▶ _Instructions for the task_
A partial copy is required: transcribe exactly the lines from the one containing "Decode this image" through the last line below, without any pictures.

▶ _Material provided_

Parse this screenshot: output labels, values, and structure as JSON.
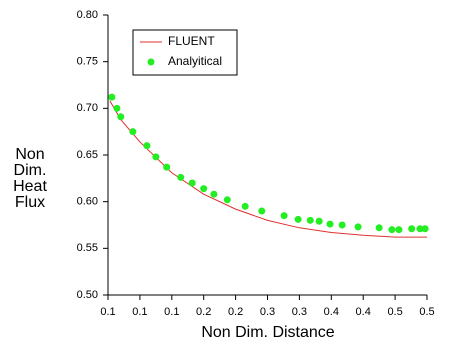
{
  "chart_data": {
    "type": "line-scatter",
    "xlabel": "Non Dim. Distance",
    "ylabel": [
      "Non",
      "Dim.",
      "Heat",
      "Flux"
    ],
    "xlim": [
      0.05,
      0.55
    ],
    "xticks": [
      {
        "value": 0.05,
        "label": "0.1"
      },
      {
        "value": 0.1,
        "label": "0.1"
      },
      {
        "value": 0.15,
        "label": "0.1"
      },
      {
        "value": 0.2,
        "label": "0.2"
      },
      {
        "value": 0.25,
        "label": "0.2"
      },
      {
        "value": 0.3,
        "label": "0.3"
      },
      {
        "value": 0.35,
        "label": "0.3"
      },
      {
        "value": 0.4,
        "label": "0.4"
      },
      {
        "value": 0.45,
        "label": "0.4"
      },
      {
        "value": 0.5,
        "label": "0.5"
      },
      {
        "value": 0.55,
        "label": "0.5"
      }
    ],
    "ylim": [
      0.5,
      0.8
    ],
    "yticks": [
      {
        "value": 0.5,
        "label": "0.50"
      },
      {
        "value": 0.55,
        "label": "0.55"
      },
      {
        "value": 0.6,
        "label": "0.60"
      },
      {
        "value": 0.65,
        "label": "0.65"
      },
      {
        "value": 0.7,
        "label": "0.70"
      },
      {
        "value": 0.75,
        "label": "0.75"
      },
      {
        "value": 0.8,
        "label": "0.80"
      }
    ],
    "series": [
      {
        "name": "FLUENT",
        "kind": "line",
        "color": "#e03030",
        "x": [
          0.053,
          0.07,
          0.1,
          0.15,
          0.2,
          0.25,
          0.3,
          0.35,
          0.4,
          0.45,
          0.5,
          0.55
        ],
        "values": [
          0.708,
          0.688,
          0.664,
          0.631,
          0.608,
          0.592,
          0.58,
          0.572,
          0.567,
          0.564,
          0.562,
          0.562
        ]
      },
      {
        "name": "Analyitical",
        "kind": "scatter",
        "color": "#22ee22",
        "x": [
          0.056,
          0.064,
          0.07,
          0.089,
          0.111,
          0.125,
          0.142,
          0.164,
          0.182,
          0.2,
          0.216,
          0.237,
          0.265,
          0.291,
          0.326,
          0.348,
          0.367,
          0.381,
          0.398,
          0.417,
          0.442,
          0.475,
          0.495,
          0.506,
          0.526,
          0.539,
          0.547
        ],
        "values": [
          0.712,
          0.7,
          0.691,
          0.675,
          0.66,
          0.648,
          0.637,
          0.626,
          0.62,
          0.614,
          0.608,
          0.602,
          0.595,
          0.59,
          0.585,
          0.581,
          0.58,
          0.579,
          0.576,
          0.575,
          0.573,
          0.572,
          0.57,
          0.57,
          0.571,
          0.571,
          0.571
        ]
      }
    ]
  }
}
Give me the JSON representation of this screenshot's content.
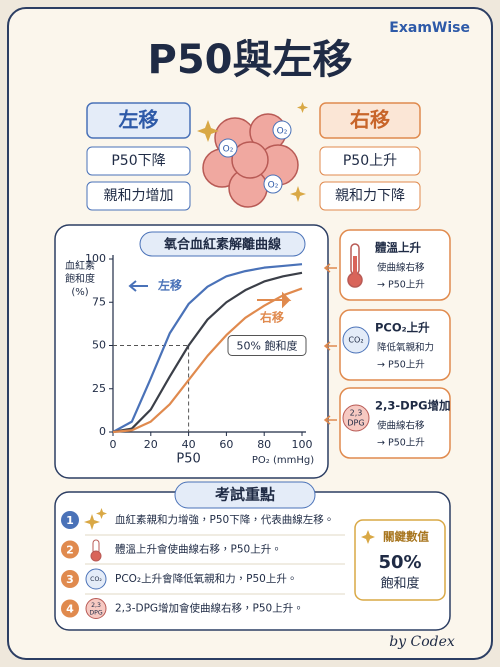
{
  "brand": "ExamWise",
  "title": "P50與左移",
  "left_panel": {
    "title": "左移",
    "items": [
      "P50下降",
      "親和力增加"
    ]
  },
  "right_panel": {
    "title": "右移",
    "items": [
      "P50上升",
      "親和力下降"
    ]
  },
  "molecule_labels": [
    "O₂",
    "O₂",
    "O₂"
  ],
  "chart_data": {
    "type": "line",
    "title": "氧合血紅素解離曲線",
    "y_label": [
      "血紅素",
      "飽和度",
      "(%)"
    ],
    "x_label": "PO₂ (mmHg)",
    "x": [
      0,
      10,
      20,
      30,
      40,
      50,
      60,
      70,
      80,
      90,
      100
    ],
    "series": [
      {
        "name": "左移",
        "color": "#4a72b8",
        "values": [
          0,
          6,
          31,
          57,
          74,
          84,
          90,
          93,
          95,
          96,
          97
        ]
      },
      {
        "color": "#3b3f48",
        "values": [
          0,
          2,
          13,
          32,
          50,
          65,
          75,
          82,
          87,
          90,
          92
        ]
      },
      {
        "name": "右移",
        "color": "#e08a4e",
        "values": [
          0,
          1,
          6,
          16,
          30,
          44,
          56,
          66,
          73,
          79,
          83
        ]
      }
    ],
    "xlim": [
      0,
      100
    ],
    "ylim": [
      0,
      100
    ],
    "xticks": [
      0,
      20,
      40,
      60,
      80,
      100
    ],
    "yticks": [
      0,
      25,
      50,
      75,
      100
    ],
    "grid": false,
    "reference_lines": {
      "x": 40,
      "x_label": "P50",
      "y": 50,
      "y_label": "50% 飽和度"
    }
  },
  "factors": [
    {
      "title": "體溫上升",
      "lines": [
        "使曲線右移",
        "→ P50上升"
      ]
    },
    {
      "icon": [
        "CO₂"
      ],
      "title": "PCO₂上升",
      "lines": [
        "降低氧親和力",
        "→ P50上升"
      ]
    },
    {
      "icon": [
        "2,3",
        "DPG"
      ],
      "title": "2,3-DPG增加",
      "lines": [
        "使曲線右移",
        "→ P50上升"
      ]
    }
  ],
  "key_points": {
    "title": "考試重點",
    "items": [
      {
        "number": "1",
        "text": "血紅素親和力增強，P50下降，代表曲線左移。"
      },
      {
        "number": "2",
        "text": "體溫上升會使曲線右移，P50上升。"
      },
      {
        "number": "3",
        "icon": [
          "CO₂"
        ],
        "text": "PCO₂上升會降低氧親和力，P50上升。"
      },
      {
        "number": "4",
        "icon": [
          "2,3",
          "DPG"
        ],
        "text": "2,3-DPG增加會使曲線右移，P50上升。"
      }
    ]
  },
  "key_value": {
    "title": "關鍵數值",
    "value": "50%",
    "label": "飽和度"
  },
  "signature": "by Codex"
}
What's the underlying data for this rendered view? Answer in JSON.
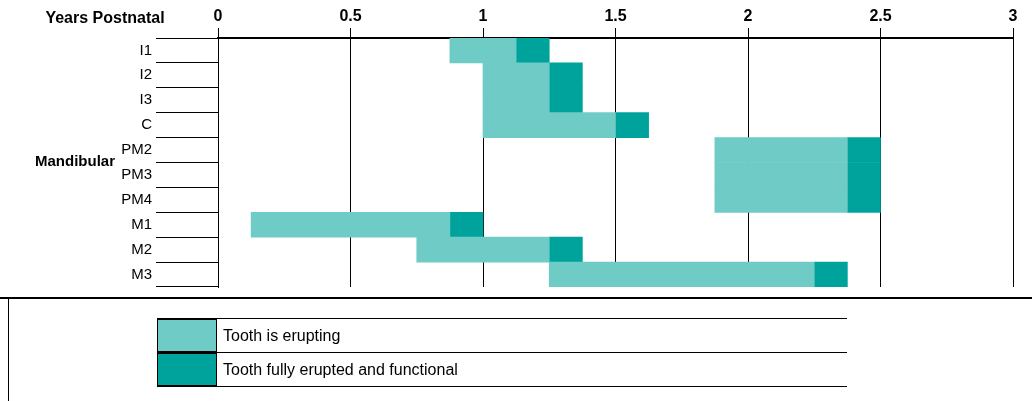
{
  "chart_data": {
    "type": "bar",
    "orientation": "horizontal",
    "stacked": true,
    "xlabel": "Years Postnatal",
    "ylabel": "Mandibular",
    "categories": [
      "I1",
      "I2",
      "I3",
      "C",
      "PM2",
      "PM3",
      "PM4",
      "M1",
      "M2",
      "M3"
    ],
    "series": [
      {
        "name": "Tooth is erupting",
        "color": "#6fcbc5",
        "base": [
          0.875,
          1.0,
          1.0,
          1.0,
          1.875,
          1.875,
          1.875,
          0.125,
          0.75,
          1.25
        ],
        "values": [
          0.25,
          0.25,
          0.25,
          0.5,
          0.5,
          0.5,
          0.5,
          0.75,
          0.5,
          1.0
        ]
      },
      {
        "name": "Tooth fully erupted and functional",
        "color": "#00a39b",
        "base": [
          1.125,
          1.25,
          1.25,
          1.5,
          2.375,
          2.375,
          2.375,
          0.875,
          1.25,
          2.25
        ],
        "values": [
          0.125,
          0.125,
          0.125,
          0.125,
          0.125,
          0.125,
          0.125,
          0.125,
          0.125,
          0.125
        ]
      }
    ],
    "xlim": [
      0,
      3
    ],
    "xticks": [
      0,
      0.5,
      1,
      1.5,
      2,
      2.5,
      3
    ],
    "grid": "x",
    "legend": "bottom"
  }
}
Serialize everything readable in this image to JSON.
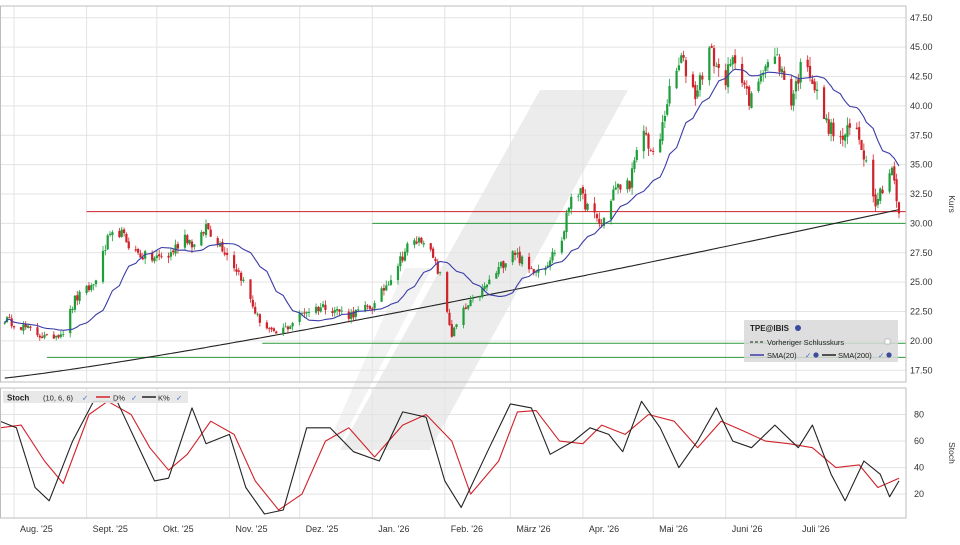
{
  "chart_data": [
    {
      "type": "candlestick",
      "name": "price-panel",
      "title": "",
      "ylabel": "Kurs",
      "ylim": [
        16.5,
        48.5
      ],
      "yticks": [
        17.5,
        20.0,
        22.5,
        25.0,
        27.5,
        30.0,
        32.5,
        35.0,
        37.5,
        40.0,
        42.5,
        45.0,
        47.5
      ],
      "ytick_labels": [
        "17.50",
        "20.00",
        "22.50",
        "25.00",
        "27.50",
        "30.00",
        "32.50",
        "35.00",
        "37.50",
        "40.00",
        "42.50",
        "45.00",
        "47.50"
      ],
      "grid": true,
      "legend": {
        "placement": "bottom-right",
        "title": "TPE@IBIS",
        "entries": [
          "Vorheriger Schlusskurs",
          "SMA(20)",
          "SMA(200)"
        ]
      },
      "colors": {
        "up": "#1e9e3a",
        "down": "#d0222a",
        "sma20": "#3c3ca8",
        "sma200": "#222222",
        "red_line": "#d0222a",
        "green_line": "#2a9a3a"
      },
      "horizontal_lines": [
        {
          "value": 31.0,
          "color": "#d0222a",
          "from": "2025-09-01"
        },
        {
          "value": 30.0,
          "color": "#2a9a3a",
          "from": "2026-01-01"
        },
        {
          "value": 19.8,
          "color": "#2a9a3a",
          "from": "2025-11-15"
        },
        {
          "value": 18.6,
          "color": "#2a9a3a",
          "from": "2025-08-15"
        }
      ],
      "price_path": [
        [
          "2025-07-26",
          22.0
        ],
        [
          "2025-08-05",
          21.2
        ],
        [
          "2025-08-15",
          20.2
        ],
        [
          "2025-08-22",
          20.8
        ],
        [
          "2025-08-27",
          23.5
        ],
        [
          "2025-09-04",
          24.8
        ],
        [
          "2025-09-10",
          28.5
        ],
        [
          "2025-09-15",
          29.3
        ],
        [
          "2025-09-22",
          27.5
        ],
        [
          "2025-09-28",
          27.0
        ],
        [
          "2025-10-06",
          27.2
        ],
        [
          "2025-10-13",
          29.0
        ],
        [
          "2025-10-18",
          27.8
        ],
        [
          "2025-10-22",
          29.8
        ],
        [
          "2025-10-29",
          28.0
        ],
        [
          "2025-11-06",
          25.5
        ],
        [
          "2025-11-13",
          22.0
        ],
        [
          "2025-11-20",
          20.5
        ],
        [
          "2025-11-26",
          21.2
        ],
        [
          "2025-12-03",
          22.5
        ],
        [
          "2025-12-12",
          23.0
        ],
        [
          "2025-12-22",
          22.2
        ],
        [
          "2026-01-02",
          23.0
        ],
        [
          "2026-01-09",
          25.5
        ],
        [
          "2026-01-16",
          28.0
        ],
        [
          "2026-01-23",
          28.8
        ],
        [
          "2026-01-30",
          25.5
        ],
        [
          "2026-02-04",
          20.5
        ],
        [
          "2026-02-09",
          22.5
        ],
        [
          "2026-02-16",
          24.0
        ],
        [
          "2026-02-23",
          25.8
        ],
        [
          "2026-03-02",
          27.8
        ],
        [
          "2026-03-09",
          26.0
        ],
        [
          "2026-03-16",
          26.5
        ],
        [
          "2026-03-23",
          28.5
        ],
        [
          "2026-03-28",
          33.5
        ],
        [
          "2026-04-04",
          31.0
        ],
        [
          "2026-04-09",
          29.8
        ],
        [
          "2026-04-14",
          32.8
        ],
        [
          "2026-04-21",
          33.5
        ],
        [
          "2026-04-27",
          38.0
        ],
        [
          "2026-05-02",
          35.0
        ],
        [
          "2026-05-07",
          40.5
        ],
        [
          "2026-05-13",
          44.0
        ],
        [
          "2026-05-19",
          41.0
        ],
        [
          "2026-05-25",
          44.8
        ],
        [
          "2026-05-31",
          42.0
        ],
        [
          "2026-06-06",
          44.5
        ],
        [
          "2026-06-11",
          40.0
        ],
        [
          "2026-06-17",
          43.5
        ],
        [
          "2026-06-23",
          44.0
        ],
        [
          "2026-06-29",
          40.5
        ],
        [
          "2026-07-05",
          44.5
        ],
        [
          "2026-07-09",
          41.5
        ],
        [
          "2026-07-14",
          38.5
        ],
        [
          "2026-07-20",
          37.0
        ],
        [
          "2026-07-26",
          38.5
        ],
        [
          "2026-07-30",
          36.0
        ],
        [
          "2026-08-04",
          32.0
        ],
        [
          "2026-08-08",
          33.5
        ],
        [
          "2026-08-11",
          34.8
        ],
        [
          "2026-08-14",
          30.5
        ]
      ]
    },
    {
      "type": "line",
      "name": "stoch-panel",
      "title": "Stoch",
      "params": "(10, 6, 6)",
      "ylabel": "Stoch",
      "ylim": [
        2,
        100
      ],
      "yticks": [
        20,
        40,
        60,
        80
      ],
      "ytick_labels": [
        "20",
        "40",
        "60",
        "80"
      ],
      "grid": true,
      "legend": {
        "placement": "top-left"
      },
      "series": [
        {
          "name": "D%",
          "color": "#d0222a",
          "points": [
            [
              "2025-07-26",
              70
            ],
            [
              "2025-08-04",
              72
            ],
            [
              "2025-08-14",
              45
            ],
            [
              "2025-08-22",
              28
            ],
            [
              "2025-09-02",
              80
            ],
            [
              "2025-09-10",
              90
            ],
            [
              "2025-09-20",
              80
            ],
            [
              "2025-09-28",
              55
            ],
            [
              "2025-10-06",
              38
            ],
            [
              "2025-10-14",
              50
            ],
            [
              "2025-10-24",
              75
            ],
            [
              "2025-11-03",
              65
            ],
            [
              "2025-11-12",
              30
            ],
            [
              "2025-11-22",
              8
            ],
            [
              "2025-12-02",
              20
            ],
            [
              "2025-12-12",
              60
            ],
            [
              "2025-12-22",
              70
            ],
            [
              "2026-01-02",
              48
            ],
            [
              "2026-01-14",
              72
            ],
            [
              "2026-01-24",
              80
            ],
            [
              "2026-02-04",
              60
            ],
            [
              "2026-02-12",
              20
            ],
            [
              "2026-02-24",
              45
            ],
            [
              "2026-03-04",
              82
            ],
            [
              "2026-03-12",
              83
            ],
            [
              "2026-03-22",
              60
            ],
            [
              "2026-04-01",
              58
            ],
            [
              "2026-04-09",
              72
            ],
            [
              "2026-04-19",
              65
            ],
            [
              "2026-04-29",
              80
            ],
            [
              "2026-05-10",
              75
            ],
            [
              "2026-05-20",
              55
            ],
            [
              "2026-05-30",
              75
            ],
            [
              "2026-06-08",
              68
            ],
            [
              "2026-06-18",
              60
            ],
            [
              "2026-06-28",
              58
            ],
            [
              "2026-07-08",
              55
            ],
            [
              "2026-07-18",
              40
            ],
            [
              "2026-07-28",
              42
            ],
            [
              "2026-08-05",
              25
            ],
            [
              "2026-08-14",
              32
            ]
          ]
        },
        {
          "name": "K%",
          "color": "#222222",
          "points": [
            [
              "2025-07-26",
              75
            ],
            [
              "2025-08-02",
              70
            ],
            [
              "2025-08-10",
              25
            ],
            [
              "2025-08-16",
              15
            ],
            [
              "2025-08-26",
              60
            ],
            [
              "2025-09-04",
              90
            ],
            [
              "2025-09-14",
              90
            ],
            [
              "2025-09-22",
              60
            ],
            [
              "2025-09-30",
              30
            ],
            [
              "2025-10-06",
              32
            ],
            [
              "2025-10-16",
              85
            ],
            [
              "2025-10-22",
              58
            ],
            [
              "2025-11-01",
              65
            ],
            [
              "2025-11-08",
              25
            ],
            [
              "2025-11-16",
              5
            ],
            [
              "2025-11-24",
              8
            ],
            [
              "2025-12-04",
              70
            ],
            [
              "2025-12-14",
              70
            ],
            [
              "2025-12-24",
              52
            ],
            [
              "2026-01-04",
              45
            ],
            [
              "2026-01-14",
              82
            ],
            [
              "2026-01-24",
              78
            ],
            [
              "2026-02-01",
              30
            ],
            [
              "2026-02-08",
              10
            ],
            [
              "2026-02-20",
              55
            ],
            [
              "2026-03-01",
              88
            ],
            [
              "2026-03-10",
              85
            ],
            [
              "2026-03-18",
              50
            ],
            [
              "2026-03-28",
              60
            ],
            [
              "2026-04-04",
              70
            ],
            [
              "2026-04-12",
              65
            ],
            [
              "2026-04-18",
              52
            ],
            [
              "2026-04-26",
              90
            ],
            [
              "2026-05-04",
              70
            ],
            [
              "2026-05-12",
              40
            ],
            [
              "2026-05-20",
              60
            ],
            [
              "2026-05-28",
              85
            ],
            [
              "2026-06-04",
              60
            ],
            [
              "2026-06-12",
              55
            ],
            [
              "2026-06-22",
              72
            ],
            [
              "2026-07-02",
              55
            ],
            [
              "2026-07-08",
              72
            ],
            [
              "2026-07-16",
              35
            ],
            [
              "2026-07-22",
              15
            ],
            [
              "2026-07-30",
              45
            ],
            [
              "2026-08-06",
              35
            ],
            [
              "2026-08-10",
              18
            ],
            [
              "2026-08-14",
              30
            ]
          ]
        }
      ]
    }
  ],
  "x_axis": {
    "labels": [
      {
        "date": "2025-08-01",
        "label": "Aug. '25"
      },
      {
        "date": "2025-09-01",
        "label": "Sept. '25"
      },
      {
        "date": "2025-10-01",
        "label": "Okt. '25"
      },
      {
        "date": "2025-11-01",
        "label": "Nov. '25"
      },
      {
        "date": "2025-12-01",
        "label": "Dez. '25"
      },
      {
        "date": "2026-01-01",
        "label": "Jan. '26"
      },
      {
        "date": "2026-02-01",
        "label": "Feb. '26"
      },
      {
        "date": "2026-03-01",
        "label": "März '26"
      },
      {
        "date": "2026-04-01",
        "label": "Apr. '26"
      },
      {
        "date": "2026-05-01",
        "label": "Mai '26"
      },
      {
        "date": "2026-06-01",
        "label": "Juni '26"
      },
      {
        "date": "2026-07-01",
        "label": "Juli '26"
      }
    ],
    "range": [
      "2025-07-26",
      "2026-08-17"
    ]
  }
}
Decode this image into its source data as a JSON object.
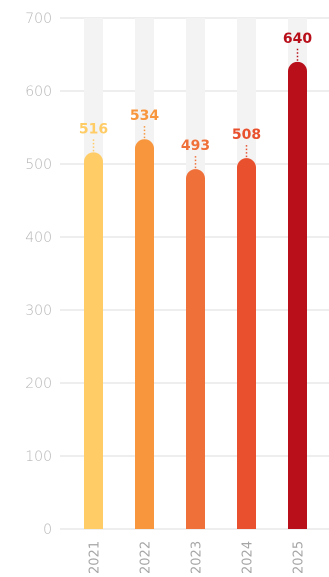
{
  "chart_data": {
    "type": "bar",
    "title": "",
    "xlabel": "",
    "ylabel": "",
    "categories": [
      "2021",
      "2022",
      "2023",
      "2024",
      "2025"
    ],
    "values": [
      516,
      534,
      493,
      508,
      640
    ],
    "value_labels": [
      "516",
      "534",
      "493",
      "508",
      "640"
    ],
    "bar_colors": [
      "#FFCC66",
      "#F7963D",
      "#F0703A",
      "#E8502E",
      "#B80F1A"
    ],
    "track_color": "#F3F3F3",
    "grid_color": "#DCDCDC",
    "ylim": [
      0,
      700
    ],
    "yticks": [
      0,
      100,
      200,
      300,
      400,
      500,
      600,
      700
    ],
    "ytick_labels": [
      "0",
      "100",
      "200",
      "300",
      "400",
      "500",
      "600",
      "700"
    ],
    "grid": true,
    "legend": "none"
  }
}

▶ _Written answer_
Decode this image into its source data as a JSON object.
{
  "chart_data": {
    "type": "bar",
    "title": "",
    "xlabel": "",
    "ylabel": "",
    "categories": [
      "2021",
      "2022",
      "2023",
      "2024",
      "2025"
    ],
    "values": [
      516,
      534,
      493,
      508,
      640
    ],
    "value_labels": [
      "516",
      "534",
      "493",
      "508",
      "640"
    ],
    "bar_colors": [
      "#FFCC66",
      "#F7963D",
      "#F0703A",
      "#E8502E",
      "#B80F1A"
    ],
    "track_color": "#F3F3F3",
    "grid_color": "#DCDCDC",
    "ylim": [
      0,
      700
    ],
    "yticks": [
      0,
      100,
      200,
      300,
      400,
      500,
      600,
      700
    ],
    "ytick_labels": [
      "0",
      "100",
      "200",
      "300",
      "400",
      "500",
      "600",
      "700"
    ],
    "grid": true,
    "legend": "none"
  }
}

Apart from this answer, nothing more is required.